→ CONSIGNES
a. Recopiez, dans le passage sur l'attaque de Beaune, le texte allant de « Pour continuer sa » jusqu'à « arrivé à Ladon. » inclus.
b. Répondez aux questions suivantes d'après le passage sur l'attaque de Beaune :
(i) Quel corps prussien occupait Beaune et les villages environnants ?
(ii) Où se trouvait la 1re division du 15e corps ?
(iii) D'où devait partir le 18e corps pour attaquer Beaune par la droite ?
c. Poursuivez le passage sur l'attaque de Beaune là où il s'arrête.

→ PASSAGE FOURNI
....
Pour continuer sa marche en avant sur Beaune et Pithiviers, le 20e corps dut attendre que le 18e corps, qui devait concourir avec lui à cette grave opération, fut arrivé à Ladon.
Ces deux jours permirent au 10e corps prussien, qui occupait Beaune et les villages environnants, de s'y retrancher fortement.
L'ennemi avait de plus de grandes forces à Pithiviers;
Mais la 1ere division de notre 15e corps, forte de 25000hommes, étant à Chilleurs-aux-Bois, il y avait tout lieu de compter sur elle pour tenir au moins en échec les forces ennemies qui étaient dans Pithiviers.
L'attaque du 20e corps sur Beaune, quoique promettant d'être rude, devait donc réussir pourvu toutefois que le 18e corps, partant de Ladon, arrivât à temps pour attaquer et déborder Beaune par la droite, pendant que le 20e corps l'attaquerait de front et à gauche.
....
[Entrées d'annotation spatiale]
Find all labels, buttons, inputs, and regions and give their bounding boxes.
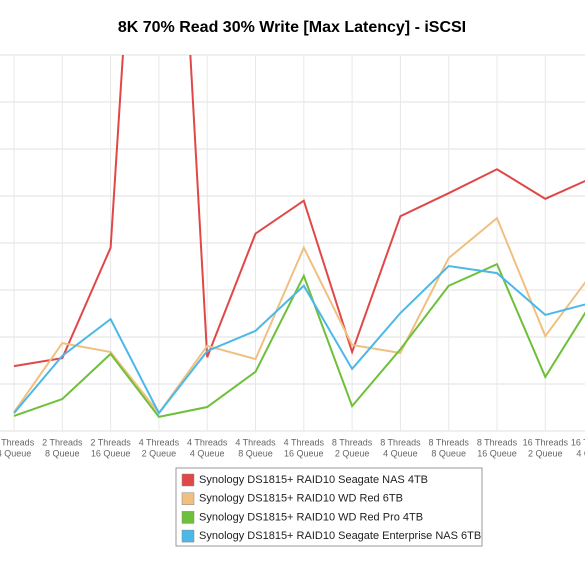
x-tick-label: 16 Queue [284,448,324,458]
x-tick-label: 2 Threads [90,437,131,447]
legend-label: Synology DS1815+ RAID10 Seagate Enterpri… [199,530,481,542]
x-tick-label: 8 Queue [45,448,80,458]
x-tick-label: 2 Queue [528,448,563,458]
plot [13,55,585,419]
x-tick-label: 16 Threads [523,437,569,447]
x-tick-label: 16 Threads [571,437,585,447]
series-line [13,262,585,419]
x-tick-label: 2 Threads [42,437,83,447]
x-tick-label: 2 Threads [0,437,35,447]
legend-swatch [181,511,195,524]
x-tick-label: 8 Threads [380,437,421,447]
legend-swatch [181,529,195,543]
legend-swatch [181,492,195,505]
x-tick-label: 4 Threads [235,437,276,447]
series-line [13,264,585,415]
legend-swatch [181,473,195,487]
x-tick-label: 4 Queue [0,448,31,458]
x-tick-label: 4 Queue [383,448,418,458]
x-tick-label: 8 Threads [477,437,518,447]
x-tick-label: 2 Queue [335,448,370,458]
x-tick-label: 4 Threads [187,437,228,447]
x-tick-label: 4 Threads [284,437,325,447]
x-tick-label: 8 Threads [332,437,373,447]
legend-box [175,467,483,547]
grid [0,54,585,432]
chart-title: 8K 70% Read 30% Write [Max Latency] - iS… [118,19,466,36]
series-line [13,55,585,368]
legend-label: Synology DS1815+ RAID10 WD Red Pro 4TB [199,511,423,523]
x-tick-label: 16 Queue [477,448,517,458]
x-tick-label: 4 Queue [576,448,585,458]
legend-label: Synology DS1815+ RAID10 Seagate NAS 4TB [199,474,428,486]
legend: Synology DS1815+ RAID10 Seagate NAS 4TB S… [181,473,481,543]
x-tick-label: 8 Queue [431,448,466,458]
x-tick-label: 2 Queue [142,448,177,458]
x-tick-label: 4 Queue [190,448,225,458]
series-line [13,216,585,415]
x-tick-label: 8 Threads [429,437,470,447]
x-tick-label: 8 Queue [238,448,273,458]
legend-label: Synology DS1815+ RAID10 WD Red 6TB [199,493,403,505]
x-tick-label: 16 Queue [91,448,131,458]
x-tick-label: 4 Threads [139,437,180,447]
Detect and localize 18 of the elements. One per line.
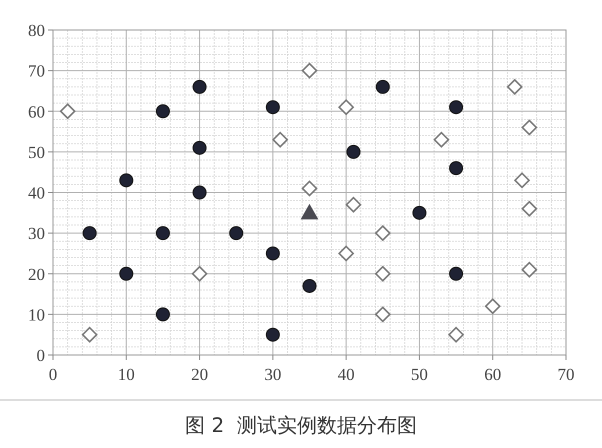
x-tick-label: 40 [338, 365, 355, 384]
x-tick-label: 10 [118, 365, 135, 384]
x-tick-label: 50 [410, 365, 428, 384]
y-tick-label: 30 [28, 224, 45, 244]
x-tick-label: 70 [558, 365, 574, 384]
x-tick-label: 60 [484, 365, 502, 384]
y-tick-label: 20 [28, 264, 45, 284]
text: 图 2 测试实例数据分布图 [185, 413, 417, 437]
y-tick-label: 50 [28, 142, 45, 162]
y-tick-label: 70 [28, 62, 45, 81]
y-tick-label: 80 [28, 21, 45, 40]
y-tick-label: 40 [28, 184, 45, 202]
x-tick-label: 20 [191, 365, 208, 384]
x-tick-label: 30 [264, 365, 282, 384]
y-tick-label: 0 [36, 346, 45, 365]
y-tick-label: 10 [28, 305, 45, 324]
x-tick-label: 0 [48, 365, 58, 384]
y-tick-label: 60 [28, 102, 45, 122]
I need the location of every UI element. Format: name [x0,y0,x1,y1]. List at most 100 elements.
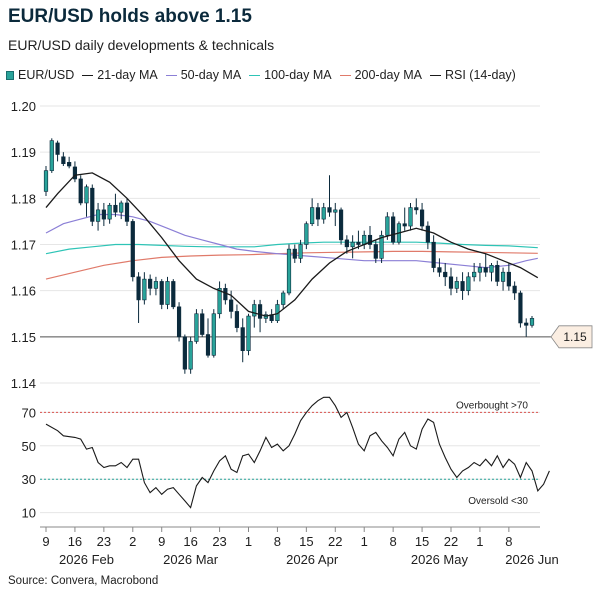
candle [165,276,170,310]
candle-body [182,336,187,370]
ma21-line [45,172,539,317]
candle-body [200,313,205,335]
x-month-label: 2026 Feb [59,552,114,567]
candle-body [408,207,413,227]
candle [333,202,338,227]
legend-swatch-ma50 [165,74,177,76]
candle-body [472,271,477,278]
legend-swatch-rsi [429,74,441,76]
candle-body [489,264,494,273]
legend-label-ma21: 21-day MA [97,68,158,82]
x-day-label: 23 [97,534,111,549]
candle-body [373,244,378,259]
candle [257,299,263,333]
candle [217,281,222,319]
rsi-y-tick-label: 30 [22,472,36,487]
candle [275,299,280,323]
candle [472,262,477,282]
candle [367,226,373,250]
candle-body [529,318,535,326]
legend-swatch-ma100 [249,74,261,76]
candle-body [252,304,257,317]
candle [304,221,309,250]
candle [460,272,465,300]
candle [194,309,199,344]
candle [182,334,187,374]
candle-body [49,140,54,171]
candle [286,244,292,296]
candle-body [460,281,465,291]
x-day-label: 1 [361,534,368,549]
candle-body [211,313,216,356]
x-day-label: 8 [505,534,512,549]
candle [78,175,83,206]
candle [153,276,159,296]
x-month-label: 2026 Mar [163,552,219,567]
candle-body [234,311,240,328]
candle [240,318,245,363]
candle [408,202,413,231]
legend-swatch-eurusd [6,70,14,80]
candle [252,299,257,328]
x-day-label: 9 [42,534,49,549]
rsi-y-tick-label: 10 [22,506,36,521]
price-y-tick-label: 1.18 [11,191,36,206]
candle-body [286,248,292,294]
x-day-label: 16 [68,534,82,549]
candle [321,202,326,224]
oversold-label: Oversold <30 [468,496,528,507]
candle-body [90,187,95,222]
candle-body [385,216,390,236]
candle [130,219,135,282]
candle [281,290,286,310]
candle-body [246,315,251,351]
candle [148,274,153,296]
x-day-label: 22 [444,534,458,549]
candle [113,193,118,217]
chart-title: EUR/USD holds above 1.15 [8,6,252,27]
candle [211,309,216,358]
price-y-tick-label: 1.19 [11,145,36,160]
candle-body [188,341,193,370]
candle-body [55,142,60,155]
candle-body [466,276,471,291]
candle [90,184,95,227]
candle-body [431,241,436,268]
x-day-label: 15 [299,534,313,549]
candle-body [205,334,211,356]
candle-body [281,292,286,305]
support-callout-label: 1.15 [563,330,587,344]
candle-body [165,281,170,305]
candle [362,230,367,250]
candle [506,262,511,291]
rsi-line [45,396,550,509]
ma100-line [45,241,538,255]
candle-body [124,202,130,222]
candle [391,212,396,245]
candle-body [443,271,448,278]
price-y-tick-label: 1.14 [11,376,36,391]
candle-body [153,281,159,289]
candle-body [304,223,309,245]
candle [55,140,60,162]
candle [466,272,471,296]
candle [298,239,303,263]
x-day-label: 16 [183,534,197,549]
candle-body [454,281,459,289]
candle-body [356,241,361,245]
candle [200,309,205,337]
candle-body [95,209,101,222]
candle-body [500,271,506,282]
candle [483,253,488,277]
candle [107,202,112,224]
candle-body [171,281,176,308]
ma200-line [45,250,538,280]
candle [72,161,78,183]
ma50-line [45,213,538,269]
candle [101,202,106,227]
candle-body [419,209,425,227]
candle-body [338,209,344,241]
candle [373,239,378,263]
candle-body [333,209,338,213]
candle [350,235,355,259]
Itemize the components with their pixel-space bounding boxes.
....
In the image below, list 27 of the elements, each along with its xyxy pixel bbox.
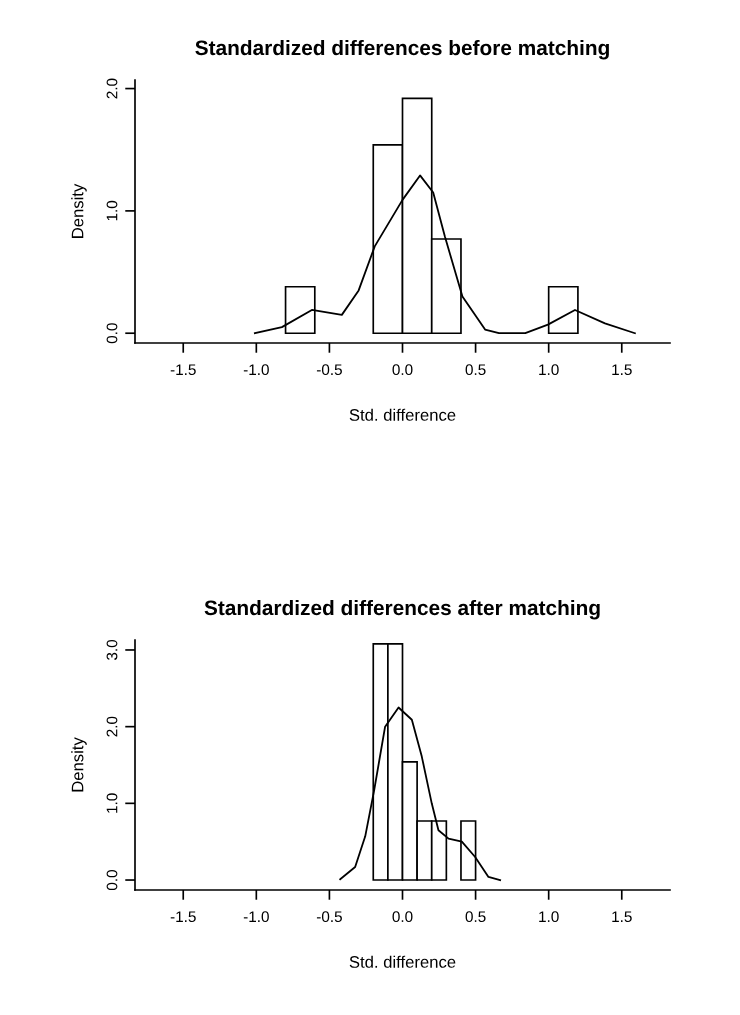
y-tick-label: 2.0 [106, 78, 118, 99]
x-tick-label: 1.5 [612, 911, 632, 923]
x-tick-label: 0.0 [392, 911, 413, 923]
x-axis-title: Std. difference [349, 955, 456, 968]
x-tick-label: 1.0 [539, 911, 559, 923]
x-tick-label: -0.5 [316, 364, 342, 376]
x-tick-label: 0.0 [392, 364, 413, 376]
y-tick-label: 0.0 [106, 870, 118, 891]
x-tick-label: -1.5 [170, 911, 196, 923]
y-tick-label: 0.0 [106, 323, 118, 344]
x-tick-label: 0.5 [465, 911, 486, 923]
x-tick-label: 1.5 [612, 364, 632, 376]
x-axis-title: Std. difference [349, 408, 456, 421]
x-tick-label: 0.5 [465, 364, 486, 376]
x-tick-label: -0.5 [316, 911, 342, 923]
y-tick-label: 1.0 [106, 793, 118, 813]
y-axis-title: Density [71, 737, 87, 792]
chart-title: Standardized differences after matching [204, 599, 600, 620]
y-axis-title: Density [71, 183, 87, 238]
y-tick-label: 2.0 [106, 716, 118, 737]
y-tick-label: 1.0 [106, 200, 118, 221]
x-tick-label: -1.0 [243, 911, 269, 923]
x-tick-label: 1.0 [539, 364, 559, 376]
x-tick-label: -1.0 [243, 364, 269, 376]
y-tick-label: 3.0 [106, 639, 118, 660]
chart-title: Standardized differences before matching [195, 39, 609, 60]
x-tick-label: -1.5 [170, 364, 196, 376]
....
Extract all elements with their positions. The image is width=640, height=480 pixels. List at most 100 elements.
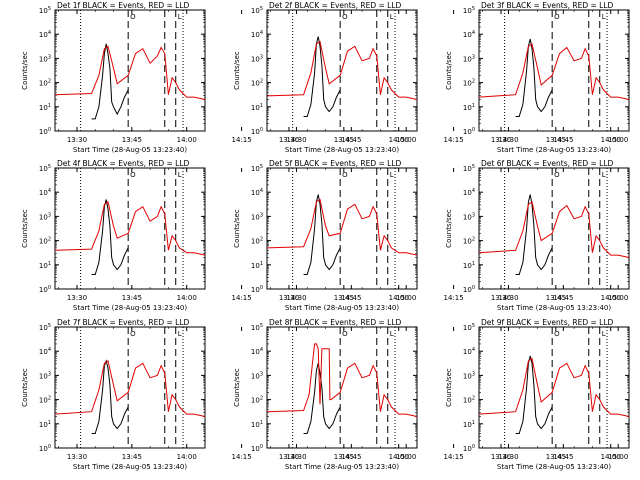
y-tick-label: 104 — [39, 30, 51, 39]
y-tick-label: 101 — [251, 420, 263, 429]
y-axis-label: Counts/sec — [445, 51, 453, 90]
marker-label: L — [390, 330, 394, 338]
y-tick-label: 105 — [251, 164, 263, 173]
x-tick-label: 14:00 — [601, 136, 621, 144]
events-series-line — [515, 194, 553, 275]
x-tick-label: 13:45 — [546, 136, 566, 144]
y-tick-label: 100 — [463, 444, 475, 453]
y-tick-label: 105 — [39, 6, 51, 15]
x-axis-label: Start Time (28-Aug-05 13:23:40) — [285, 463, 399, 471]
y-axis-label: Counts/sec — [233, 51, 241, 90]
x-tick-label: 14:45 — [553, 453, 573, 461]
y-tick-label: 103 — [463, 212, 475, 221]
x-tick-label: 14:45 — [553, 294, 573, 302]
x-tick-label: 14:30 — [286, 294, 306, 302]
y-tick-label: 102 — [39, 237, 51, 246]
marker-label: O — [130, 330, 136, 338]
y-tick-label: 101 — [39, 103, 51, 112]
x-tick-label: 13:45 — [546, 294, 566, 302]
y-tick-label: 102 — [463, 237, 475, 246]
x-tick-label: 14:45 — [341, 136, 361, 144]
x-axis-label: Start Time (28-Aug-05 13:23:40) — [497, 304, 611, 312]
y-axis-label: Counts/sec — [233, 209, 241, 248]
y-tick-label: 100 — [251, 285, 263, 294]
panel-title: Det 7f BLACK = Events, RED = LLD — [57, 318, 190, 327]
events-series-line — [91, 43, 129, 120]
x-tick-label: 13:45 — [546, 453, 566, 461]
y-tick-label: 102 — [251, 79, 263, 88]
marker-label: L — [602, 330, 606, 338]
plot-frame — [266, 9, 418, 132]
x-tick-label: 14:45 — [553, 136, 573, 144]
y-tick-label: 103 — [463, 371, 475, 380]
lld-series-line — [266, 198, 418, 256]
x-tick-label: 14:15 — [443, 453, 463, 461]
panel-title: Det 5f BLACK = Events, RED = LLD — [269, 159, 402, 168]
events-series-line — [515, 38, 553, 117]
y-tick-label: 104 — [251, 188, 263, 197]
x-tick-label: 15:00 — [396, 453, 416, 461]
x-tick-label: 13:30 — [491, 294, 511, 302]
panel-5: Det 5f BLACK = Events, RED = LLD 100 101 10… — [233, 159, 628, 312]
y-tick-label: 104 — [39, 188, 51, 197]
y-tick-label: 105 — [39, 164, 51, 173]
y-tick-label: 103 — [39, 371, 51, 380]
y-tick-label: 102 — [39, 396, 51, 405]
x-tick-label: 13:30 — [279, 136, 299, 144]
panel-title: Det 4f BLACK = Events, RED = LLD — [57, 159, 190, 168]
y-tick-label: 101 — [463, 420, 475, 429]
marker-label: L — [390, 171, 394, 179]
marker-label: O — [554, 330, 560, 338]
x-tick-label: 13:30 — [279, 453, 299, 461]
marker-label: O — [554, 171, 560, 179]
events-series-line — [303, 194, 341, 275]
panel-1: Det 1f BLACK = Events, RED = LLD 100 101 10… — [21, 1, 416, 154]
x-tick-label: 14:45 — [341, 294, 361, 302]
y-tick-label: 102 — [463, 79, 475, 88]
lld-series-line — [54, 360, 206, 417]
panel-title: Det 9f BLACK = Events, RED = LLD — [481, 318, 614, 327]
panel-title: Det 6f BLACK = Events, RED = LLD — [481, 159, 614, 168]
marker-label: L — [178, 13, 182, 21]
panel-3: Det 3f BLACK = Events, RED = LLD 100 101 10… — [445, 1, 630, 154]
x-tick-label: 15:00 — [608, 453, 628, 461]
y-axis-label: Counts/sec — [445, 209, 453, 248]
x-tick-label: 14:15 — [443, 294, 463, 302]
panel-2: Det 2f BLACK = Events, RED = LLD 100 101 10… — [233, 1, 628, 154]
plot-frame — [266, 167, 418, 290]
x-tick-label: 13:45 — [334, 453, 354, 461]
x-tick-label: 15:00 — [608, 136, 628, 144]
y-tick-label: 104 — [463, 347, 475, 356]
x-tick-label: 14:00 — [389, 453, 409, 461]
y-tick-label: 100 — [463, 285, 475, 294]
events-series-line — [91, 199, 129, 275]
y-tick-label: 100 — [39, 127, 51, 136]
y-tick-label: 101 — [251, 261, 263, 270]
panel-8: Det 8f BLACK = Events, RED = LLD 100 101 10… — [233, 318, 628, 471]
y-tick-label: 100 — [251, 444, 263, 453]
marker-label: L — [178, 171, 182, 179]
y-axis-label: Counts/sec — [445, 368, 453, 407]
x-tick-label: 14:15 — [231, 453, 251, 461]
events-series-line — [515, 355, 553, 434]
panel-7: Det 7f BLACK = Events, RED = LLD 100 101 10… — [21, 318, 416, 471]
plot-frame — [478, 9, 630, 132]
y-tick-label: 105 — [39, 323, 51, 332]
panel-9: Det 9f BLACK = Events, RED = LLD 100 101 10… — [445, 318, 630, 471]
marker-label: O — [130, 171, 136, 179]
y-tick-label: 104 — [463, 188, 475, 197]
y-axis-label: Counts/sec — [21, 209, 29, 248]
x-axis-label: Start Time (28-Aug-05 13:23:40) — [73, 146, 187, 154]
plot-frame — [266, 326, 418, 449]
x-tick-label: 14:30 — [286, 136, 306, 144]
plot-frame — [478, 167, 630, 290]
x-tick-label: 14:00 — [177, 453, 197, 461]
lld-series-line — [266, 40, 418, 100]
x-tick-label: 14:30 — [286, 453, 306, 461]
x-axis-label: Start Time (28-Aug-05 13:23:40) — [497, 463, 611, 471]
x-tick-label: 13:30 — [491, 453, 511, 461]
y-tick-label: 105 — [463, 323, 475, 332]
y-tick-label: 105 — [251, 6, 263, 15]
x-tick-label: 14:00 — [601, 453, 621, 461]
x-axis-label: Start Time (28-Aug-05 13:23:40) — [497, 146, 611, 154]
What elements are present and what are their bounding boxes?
....
→ RÉPONSES
a.
Pour continuer sa marche en avant sur Beaune et Pithiviers, le 20e corps dut attendre que le 18e corps, qui devait concourir avec lui à cette grave opération, fut arrivé à Ladon.

b.
(i) Le 10e corps prussien.
(ii) À Chilleurs-aux-Bois.
(iii) De Ladon.

c.
En conséquence, le 18e corps, mis sous ma direction stratégique, étant réuni le 27 au matin à Ladon, je prescrivis pour le lendemain 28 les dispositions suivantes:
20e corps à huit heures du matin :
La lre division, débouchant de Boiscommun, devait marcher sur Nancray, Batilly, Saint-Michel et Beaune;
la 2e division, débouchant de Montbarrois et Saint-Loup, devait marcher directement sur Beaune;
la 3e division devait aller se placer en réserve à Saint-Loup.
Le 18e corps, partant de Ladon à 7 heures, devait marcher sur Maizières, Juranville et Beaune; afin de bien assurer sa marche sur Beaune, il lui était prescrit de faire occuper Lorcy par une brigade.
Une autre de ses brigades, arrivant de Montargis, devait le remplacer à Ladon.
Pour donner toute certitude à la marche du 18e corps, le bataillon du 78e régiment d'infanterie de la 8e division du 20e corps devait aller dès le matin s'établir à Maizières.
Ces dispositions écrites furent arrêtées à Bellegarde avec le Commandant du 18e corps, le 27 au soir.


Le 28 novembre à 6 heures du matin, le bataillon du 78e se met en marche sous les yeux du général en chef, et va occuper Mézières.
A 8 heures, le général en chef, qui s'était placé de sa personne à Saint-Loup, fait ouvrir le feu sur Beaune par une batterie de 12.
A ce signal, la lre division débouche de Boiscommun, précédée de nombreux tirailleurs, et se jette sur Nancray, Batilly, Saint-Michel.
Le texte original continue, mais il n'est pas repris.